[Exercise]
Starting at the line that contains "Serialize everything readable", copy each line through the final one exactly as written.

[Task material]
#####
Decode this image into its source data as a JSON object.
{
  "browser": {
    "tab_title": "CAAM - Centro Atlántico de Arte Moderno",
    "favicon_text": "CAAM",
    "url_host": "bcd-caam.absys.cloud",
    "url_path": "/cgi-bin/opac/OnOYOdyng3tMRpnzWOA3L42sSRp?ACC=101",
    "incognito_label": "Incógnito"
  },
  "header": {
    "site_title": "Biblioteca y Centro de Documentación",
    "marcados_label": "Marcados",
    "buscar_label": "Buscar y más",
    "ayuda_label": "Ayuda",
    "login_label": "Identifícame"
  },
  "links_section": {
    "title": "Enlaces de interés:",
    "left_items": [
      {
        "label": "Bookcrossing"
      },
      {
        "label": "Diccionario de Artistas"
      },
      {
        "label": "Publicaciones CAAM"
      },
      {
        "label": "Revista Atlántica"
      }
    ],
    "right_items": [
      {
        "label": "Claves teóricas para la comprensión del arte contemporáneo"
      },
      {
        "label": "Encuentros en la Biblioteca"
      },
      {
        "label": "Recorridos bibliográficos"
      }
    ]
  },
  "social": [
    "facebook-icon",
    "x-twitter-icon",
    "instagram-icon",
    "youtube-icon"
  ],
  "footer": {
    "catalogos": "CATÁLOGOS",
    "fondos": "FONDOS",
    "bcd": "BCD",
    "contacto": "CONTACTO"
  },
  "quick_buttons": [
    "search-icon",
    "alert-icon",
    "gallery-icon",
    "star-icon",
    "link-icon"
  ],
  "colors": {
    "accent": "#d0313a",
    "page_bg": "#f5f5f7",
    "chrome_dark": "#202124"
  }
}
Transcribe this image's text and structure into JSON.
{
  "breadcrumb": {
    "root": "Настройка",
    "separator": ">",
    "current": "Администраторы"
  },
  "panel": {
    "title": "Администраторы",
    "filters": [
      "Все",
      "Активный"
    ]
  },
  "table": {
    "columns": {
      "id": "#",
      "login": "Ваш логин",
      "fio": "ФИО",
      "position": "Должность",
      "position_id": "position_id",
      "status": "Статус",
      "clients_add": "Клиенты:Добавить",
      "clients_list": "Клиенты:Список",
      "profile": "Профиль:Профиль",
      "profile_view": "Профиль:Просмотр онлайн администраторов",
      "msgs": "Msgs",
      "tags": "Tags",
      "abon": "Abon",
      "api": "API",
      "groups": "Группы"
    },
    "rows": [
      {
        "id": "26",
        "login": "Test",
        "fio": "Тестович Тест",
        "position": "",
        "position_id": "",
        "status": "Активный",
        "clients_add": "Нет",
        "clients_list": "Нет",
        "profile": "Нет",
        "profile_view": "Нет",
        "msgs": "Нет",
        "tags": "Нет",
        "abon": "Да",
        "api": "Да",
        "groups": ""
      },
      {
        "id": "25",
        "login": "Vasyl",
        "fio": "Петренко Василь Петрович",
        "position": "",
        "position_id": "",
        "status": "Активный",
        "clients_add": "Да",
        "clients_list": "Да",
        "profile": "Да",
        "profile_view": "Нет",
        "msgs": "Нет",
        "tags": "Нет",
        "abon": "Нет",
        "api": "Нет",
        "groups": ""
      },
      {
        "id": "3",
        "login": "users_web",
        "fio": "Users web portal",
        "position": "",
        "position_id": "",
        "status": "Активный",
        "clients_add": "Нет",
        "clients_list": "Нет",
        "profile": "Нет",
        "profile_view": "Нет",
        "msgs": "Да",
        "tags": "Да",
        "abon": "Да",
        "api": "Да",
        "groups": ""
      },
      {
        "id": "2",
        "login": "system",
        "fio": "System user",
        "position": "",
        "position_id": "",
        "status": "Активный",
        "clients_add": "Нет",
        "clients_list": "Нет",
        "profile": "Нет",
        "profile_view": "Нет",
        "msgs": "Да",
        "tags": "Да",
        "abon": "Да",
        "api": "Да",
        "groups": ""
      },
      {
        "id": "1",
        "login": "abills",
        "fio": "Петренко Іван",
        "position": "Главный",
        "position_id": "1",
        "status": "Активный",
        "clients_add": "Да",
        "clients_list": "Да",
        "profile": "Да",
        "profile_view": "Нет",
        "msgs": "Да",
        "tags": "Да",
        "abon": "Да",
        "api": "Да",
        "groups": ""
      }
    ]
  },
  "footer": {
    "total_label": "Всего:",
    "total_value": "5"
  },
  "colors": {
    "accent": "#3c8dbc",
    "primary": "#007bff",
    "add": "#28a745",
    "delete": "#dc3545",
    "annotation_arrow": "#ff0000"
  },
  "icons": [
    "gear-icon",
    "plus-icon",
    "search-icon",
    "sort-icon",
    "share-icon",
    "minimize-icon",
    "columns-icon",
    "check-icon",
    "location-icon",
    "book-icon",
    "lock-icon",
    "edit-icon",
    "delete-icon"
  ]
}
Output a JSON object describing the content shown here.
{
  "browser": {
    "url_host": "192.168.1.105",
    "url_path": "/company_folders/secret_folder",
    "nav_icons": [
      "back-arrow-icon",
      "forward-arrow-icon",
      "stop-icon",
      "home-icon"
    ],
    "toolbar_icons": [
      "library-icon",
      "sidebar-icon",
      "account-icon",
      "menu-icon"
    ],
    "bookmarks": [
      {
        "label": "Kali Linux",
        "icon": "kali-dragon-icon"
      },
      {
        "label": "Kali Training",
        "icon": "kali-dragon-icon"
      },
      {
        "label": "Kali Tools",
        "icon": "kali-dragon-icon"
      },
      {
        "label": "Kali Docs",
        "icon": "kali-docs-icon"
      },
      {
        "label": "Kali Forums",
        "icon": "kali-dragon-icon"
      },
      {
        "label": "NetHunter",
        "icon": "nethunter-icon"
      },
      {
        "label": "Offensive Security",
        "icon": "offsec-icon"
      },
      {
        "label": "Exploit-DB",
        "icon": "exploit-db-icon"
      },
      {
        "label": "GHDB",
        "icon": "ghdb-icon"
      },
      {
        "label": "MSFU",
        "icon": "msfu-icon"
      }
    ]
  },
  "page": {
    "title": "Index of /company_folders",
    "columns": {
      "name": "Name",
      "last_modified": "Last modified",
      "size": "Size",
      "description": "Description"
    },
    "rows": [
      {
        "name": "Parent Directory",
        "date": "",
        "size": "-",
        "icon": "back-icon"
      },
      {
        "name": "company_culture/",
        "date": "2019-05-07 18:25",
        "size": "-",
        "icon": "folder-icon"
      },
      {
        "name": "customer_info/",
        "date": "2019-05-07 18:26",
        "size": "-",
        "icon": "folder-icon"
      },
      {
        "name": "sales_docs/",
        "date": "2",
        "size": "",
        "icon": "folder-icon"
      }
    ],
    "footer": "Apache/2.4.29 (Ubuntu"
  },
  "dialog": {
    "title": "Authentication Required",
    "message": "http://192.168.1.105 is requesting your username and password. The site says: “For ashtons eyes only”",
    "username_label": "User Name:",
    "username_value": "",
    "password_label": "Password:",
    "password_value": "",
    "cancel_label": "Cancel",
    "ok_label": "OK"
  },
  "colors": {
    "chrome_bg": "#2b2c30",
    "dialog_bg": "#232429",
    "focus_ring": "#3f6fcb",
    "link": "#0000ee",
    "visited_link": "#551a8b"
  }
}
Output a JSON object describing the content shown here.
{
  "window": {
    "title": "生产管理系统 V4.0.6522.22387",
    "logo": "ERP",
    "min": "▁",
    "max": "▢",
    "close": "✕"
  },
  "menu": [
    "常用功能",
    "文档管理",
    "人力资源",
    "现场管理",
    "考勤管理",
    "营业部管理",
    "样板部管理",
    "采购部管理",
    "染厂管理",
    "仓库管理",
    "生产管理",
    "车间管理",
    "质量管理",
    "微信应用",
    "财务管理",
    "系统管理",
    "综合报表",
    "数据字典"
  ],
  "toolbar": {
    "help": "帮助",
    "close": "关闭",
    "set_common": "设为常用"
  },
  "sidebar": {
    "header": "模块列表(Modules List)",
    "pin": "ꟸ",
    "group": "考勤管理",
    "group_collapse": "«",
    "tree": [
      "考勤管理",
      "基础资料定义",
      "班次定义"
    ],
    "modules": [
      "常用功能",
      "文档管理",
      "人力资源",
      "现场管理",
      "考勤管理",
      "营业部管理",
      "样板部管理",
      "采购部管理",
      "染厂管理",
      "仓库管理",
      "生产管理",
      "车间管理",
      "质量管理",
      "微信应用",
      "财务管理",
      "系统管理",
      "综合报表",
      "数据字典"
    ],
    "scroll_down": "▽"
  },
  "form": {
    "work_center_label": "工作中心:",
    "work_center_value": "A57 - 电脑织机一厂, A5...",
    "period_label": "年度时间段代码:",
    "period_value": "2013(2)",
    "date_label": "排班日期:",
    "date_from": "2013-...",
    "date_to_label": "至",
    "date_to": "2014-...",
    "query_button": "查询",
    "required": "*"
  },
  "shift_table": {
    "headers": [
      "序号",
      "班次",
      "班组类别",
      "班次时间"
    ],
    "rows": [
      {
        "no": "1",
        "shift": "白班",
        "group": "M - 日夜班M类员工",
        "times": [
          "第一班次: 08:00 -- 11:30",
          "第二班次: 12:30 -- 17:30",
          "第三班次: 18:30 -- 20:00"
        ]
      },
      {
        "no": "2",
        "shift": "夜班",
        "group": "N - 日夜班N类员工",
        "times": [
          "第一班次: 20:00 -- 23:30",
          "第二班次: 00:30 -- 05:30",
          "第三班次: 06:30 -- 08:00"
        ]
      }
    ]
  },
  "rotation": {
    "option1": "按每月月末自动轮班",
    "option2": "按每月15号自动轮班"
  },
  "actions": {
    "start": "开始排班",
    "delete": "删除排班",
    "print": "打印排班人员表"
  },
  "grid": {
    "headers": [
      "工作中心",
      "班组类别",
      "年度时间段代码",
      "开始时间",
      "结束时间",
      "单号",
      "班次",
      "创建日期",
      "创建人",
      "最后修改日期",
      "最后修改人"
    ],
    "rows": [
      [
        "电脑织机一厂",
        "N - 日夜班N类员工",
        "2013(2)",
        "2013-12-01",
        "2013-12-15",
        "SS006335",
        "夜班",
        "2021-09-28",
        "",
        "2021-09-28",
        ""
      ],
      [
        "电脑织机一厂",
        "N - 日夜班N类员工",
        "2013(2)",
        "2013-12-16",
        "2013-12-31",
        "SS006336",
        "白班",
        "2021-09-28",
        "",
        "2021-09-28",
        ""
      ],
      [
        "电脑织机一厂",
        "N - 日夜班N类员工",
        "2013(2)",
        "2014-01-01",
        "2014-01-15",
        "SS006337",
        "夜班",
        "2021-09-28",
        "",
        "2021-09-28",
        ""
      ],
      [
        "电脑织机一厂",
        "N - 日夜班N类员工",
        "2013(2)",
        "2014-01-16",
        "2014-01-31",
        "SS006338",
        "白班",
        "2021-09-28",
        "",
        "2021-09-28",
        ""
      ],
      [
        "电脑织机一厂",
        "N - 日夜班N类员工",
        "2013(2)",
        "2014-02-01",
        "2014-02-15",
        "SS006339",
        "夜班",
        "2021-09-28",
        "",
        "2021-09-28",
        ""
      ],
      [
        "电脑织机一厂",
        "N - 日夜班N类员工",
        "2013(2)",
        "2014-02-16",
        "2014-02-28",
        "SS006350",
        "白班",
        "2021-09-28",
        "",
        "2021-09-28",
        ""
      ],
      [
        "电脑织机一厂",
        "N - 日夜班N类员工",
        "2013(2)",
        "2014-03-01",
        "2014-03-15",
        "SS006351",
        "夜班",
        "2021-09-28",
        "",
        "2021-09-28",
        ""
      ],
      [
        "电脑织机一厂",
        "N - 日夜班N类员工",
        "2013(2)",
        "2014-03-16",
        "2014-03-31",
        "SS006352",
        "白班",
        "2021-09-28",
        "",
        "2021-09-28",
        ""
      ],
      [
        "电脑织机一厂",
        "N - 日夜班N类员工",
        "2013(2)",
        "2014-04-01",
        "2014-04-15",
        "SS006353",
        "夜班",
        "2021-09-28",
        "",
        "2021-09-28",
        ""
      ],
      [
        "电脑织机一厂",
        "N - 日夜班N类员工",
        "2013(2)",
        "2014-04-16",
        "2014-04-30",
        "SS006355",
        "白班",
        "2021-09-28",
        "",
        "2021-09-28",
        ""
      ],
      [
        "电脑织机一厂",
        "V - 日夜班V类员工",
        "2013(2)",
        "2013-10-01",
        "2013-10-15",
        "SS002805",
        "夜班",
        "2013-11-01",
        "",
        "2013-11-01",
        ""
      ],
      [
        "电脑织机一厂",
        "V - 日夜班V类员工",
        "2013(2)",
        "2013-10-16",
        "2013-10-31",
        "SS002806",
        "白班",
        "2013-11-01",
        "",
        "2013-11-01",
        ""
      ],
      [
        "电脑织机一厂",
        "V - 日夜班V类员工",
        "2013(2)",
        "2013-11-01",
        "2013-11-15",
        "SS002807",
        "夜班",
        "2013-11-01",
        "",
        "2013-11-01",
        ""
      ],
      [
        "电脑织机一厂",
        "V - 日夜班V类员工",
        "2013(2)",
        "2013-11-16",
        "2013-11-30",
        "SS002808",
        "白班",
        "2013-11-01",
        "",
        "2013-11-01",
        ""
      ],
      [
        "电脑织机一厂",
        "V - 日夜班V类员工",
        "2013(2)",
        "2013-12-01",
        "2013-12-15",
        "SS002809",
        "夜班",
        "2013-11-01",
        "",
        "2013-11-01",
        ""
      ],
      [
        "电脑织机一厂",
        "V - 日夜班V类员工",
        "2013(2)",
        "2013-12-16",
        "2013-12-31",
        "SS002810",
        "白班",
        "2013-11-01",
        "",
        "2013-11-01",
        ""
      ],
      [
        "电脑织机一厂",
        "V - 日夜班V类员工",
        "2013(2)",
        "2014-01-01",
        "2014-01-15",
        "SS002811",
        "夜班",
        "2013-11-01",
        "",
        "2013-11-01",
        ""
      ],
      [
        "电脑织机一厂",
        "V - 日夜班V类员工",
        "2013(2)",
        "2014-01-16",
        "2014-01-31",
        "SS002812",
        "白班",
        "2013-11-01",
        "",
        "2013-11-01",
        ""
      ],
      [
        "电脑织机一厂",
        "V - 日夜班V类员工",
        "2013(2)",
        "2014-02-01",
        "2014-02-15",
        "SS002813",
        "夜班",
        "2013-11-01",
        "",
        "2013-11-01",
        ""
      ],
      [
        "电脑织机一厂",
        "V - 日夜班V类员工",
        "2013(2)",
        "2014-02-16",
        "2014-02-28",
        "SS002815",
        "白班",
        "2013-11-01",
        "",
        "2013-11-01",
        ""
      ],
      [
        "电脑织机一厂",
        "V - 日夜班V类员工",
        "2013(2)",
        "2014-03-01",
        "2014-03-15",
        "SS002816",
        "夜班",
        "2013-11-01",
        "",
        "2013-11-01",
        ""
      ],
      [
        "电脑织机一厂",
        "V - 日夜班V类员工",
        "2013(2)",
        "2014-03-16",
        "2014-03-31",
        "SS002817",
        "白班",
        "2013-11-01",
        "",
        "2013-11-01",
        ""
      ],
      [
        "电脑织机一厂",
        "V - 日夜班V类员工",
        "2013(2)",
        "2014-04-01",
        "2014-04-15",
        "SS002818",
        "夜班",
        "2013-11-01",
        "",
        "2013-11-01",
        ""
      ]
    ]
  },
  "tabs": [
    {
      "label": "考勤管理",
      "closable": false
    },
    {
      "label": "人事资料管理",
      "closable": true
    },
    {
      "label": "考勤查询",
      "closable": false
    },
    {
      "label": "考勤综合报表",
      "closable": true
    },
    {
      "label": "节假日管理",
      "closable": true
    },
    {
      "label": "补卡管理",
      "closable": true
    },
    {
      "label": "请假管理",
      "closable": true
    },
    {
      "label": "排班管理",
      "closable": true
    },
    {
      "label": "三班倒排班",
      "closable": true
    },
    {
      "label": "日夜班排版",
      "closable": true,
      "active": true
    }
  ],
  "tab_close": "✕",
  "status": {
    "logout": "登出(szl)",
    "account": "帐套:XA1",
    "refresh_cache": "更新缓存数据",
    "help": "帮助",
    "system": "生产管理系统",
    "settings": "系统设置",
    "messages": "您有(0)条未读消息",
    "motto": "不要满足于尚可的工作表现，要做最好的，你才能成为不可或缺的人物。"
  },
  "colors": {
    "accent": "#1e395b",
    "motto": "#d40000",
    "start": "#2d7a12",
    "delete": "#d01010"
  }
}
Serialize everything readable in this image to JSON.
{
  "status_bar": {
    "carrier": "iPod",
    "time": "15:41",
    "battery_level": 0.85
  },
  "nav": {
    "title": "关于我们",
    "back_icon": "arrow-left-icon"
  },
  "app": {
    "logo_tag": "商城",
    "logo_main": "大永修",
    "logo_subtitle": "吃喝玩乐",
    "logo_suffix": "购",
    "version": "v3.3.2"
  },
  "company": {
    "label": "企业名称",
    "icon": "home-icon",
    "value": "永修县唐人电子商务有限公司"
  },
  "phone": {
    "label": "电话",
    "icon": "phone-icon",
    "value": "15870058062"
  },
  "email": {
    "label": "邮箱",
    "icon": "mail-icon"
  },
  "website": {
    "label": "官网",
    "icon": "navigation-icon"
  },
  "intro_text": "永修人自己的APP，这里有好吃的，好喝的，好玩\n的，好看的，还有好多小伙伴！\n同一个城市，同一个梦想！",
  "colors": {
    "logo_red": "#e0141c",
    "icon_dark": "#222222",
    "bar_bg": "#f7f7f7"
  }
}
#####
[Output of the task]
Serialize everything readable in this image to JSON.
{
  "status_bar": {
    "carrier": "iPod",
    "time": "15:41",
    "battery_level": 0.85
  },
  "nav": {
    "title": "关于我们",
    "back_icon": "arrow-left-icon"
  },
  "app": {
    "logo_tag": "商城",
    "logo_main": "大永修",
    "logo_subtitle": "吃喝玩乐",
    "logo_suffix": "购",
    "version": "v3.3.2"
  },
  "company": {
    "label": "企业名称",
    "icon": "home-icon",
    "value": "永修县唐人电子商务有限公司"
  },
  "phone": {
    "label": "电话",
    "icon": "phone-icon",
    "value": "15870058062"
  },
  "email": {
    "label": "邮箱",
    "icon": "mail-icon"
  },
  "website": {
    "label": "官网",
    "icon": "navigation-icon"
  },
  "intro_text": "永修人自己的APP，这里有好吃的，好喝的，好玩\n的，好看的，还有好多小伙伴！\n同一个城市，同一个梦想！",
  "colors": {
    "logo_red": "#e0141c",
    "icon_dark": "#222222",
    "bar_bg": "#f7f7f7"
  }
}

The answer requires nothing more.